═════ 掲載本文

説明

膜パターン、膜パターンの製造方法並びにそれを用いた電子デバイス、電子放出素子、電子源及び画像表示装置の製造方法

【課題】得られる膜パターンの密着性のバラツキの発生を抑制し、得られる膜パターンの密着性を向上させる。
【解決手段】基板上に形成される膜パターンを、抵抗を有する金属もしくは金属酸化物と抵抗を阻害する金属酸化物で構成し、抵抗を有する金属もしくは金属酸化物の膜と抵抗を阻害する金属酸化物の膜を各々別々の膜で存在させ、膜間の境界面に、各々の膜に対して濃度勾配をもたせた膜パターンとする。

【発明の詳細な説明】
【技術分野】
【0001】
本発明は、例えばパターニングされた導体膜として形成される電極、配線、電子放出素子構成部材などや、薄膜トランジスタにおけるパターニングされた半導体膜などの膜パターンに関する。また、この膜パターンの製造方法、それを用いた電子デバイス、電子放出素子、電子源基板及び画像形成装置の製造方法に関する。
【背景技術】
【0002】
従来、基板上に、感光性樹脂を用いて樹脂パターンを形成し、該樹脂パターンに金属成分を含む溶液を吸収させた後、当該樹脂パターンを焼成することで、基板上に導電性薄膜のパターンが得られることが知られている。そして、これを利用して、電子放出素子の製造、電子源の製造、さらには画像表示装置の製造を行うことが知られている(例えば、特許文献1参照)。

══════════
═════ 提供データ

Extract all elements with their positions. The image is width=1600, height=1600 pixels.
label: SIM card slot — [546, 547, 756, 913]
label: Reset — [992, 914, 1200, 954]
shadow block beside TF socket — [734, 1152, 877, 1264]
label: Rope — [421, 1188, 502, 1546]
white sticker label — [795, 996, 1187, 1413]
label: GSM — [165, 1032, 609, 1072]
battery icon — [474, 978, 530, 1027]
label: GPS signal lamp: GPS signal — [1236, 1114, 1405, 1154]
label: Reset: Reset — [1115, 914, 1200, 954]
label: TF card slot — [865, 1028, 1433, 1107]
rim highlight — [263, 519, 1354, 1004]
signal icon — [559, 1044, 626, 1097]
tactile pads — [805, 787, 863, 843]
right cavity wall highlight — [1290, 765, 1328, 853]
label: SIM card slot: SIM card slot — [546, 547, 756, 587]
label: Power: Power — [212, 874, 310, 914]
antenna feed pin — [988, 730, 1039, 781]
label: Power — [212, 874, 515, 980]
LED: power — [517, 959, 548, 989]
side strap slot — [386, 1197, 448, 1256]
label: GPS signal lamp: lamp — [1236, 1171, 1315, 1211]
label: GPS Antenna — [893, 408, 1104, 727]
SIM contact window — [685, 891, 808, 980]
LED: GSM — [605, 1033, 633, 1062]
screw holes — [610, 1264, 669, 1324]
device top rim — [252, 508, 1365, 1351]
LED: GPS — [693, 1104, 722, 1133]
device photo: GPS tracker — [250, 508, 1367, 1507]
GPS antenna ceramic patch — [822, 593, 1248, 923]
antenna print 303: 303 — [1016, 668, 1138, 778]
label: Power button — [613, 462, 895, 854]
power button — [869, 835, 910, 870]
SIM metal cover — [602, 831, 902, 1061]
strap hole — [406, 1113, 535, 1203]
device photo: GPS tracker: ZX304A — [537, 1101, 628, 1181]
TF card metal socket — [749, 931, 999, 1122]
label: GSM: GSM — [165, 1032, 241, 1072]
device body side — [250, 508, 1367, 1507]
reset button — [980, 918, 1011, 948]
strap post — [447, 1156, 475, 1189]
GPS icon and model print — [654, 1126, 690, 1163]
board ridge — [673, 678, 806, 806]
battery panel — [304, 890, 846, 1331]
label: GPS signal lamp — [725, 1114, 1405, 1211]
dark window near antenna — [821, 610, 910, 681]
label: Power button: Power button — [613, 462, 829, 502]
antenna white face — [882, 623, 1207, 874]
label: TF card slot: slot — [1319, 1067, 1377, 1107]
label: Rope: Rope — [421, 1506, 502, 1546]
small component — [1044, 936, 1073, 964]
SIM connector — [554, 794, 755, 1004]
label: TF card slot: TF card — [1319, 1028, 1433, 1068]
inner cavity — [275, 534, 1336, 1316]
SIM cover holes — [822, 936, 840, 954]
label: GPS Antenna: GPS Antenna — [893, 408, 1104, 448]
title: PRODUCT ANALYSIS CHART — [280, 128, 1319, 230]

══════════

課題
膜パターンとその製造方法を扱う本文を、最後に示された文の後から書き継ぐこと。

最終結果
【0003】
【特許文献1】特開2003−36781号公報
【発明の開示】
【発明が解決しようとする課題】
【0004】
しかしながら、上記従来の方法で膜パターンを形成した場合、パターンと基板の密着性にバラツキを生じることがある。例えば高精細な画像表示装置の配線や電極などの形成に用いた場合、パターンの精度やパターンが次工程に耐えるには十分満足できるものではない。
【0005】
また、上記従来の方法によって膜パターンを形成した場合、次工程の熱工程によって膜パターンの凝集が起こることがある。そのためにパターンの抵抗のバラツキを生じやすく、例えば高精細な画像表示装置の配線や電極などの形成に用いるにはパターン精度の上で十分満足できるものではない。
【0006】
本発明は、第1に、得られる膜パターンの密着性のバラツキの発生を抑制し、得られる膜パターンの密着性を向上させることを目的とする。
【0007】
本発明は、第2に、得られる膜パターンの抵抗のバラツキの発生を抑制し、高精度の膜パターンが得られるようにすることを目的とする。
【0008】
また、膜パターンの形成材料に金属ルテニウムおよび二酸化ルテニウムを用いた時は、空気中の焼成で四酸化ルテニウムとなり、昇華していくことが知られている。そして、本発明は、第3に、この金属ルテニウムおよび二酸化ルテニウムの昇華を抑制することを目的とする。
【課題を解決するための手段】
【0009】
本発明の第一は、基板上に形成される膜パターンであって、抵抗を有する金属又は金属酸化物と抵抗を阻害する金属酸化物で構成されている。そして、抵抗を有する金属又は金属酸化物の膜と抵抗を阻害する金属酸化物の膜が各々別々の膜で存在し、その境界面が各々の膜に対して濃度勾配をもっていること特徴とする膜パターンである。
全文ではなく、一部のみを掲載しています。